- [SELECTION]
>>>>
Korokī Te Rata Mahuta Tāwhiao Pōtatau Te Wherowhero was the elder of two sons of Te Rata, the fourth Māori King, of Ngāti Mahuta. His mother was Te Uranga of Ngāti Korokī and he was named for the eponymous ancestor of her people. He was born at Waahi, probably in 1908 or 1909. In his youth, Korokī, shy and reserved, was eclipsed by his younger brother, Taipū. Great things were expected of Taipū, who was sent to Wesley College in Auckland, but he died shortly after his arrival. Records show that Korokī attended Huntly School only briefly, in 1915. Alex McKay claimed that he taught Korokī to read and write in Māori in 1937, and he also attended Maharaia Winiata's adult education programme. Korokī himself felt ill-prepared for the kingship, and ensured a good education for his successors. Later in life he was to spend much time reading, in both Māori and English.
As a youth Korokī showed aptitude as a motor mechanic, and had he not been destined for the kingship would have chosen this line of work as a career. He was a good musician, playing in a band, and a keen footballer. Probably in the 1920s he developed a relationship with Te Paea Raihe; they had one daughter. About 1930 Te Puea Hērangi arranged a marriage for him with Te Atairangikaahu, daughter of Te Puea's brother Wanakore Hērangi. Their daughter, Piki, later to take her mother's name, was born in July 1931. They adopted a son, Robert Te Kotahi Mahuta, in 1939. Korokī and his family lived at Waahi pā, near Huntly.
<<<<
- [DATA RECORDS]
>>>>
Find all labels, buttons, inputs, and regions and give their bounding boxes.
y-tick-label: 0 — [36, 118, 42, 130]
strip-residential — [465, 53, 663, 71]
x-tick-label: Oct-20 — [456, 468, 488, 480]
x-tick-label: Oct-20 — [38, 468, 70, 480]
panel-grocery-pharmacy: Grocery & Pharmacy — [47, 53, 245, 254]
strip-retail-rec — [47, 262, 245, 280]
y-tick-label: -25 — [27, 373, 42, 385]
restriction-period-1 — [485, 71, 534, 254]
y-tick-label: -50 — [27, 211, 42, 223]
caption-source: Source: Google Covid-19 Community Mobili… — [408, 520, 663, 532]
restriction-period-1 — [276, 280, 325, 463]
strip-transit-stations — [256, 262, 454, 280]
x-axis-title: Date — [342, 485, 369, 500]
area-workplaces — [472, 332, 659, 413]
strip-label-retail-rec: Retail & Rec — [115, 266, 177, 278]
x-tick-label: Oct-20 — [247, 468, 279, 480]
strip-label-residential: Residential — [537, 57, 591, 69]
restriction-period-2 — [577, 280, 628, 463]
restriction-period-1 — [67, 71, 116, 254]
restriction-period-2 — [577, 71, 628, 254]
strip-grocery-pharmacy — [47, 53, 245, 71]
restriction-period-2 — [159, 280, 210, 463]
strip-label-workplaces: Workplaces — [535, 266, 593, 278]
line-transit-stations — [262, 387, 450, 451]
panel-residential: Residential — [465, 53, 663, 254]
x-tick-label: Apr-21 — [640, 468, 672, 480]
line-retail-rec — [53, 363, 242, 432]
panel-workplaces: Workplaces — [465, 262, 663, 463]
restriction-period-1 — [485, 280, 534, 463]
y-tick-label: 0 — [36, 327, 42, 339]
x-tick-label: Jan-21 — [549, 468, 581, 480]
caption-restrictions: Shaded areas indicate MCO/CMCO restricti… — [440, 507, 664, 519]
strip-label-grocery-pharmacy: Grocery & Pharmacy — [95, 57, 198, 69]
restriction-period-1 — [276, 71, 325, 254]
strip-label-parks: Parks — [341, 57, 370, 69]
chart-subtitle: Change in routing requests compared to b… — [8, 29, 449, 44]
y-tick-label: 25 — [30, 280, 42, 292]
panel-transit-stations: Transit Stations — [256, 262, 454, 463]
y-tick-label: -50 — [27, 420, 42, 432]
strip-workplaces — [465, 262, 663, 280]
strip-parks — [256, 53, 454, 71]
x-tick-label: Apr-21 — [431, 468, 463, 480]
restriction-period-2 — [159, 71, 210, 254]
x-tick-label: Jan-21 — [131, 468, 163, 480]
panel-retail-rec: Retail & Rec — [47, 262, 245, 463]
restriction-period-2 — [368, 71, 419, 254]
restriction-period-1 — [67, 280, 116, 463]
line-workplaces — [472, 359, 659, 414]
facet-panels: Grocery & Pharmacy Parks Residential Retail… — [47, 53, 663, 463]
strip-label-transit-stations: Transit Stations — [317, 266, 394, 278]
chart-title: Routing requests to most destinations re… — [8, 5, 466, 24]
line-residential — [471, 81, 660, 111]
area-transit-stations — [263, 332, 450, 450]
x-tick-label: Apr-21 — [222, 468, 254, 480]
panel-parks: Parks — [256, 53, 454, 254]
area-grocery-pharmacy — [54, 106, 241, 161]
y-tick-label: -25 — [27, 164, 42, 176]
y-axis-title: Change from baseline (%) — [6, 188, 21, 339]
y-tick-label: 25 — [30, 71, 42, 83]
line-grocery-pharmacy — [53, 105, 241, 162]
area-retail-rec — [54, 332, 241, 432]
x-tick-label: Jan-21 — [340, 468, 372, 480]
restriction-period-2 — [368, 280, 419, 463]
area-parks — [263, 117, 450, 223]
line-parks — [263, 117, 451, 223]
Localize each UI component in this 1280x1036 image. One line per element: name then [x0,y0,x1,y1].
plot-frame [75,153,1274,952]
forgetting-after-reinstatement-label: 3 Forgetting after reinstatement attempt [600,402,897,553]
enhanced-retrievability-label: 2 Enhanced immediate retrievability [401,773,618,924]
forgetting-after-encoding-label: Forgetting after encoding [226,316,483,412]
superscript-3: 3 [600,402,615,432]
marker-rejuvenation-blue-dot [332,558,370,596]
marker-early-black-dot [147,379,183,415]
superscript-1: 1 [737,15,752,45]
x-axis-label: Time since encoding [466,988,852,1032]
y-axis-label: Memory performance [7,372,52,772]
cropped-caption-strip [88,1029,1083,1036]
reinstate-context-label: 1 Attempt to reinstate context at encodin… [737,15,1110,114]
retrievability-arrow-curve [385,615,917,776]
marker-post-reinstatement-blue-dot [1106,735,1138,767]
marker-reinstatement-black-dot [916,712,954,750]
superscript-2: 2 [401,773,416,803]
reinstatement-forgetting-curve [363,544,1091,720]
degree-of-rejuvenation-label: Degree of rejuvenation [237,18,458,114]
<<<<
- [SET PROBLEM A]
Please rewrite the records from their first line up to and including the line with "x-axis-title: Date — [342, 485, 369, 500]", replacing "restriction-period-1" with "lockdown-period-1" and leaving everything else unchanged.
- [SET PROBLEM B]
Continue the account of Korokī's life from its final sentence onward.
The records have no connection to the account of Korokī's life.

- [WRITTEN REPLY A]
Find all labels, buttons, inputs, and regions and give their bounding boxes.
y-tick-label: 0 — [36, 118, 42, 130]
strip-residential — [465, 53, 663, 71]
x-tick-label: Oct-20 — [456, 468, 488, 480]
x-tick-label: Oct-20 — [38, 468, 70, 480]
panel-grocery-pharmacy: Grocery & Pharmacy — [47, 53, 245, 254]
strip-retail-rec — [47, 262, 245, 280]
y-tick-label: -25 — [27, 373, 42, 385]
lockdown-period-1 — [485, 71, 534, 254]
y-tick-label: -50 — [27, 211, 42, 223]
caption-source: Source: Google Covid-19 Community Mobili… — [408, 520, 663, 532]
lockdown-period-1 — [276, 280, 325, 463]
strip-transit-stations — [256, 262, 454, 280]
x-axis-title: Date — [342, 485, 369, 500]

- [WRITTEN REPLY B]
Korokī's father, Te Rata, died on 1 October 1933. Korokī begged Te Puea not to make him take his father's place: he did not feel fit for the task, and the people were so poor they could not afford to support a king. He expressed similar doubts to Pei Te Hurinui Jones. But at the tangihanga for Te Rata it was agreed by all the visiting chiefs that the Kīngitanga should continue and that Korokī should be the successor. Apirana Ngata, Pei Te Hurinui and others encouraged Korokī to accept the kingship as a symbol of the mana of the Māori people. Pei Te Hurinui assured the young king of his personal support. This was the commencement of Pei Te Hurinui's career as one of the chief confidants and supporters of Korokī. Another was to be Piri (Bill) Poutapu, the well-known carver, who later acted as Korokī's secretary.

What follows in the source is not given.